To be done:
Report, as a bare number, how many lines of the material below contain the word "this".

(Saved data entries)
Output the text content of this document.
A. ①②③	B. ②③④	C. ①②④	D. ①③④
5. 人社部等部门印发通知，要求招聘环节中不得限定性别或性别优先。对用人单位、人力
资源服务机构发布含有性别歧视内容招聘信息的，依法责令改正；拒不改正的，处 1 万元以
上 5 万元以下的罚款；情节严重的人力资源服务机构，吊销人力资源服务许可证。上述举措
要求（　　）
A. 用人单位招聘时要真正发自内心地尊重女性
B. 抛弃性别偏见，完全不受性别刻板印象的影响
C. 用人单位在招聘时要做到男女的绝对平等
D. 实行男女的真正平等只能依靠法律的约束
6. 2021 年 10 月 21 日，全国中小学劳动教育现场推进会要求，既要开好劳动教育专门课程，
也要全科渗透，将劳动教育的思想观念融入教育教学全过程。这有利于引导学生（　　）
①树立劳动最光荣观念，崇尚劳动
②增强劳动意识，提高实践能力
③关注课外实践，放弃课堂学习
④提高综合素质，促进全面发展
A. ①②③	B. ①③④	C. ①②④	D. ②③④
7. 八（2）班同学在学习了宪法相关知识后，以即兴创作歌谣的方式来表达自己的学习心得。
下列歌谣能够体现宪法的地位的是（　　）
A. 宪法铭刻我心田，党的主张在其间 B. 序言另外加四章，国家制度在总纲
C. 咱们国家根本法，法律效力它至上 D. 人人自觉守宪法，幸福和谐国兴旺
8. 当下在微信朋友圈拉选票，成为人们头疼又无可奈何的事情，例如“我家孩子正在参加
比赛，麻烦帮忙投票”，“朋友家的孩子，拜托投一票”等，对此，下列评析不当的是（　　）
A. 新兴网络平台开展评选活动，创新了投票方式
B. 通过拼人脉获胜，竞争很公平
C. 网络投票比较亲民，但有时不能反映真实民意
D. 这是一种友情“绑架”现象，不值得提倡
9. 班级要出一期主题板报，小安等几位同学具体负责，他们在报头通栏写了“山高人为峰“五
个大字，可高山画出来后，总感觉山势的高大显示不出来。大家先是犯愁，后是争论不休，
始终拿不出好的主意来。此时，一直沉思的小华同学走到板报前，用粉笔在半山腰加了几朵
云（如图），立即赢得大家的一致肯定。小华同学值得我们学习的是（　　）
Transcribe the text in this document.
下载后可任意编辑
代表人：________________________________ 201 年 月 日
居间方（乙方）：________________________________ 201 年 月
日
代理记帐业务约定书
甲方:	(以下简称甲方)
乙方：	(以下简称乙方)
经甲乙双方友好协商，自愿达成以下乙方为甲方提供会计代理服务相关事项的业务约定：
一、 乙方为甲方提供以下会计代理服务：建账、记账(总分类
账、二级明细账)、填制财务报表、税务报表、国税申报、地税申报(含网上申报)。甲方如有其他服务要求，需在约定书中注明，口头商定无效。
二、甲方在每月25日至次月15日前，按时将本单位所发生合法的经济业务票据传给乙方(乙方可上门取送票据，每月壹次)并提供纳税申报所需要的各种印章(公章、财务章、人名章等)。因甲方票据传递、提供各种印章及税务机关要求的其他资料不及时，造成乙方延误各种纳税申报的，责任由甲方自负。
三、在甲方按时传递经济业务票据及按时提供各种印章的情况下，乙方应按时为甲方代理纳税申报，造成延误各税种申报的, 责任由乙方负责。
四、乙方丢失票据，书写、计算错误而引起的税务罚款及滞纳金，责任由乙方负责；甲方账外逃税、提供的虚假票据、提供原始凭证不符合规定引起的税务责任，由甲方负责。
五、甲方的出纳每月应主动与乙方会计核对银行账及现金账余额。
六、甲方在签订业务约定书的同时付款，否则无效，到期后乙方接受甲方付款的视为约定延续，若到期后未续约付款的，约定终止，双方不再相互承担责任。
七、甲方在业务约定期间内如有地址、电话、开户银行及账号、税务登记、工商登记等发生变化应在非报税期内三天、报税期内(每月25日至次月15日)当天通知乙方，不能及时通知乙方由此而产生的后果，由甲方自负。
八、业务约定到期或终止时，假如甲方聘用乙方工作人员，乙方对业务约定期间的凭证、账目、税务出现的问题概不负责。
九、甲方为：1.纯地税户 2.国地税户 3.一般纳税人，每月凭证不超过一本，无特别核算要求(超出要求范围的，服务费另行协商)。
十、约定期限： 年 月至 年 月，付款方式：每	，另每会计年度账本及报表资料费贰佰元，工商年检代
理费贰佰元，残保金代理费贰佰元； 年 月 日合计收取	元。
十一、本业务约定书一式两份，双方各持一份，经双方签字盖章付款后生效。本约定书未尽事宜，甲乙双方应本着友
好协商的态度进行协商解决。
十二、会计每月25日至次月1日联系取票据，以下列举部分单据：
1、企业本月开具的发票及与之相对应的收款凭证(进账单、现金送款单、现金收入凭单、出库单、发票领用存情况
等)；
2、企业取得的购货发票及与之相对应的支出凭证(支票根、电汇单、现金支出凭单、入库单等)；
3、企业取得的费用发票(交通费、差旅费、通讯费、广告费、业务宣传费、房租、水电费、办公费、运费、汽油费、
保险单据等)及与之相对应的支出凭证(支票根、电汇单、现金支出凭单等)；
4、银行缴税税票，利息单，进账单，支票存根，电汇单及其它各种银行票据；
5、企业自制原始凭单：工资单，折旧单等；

Exercise output:
2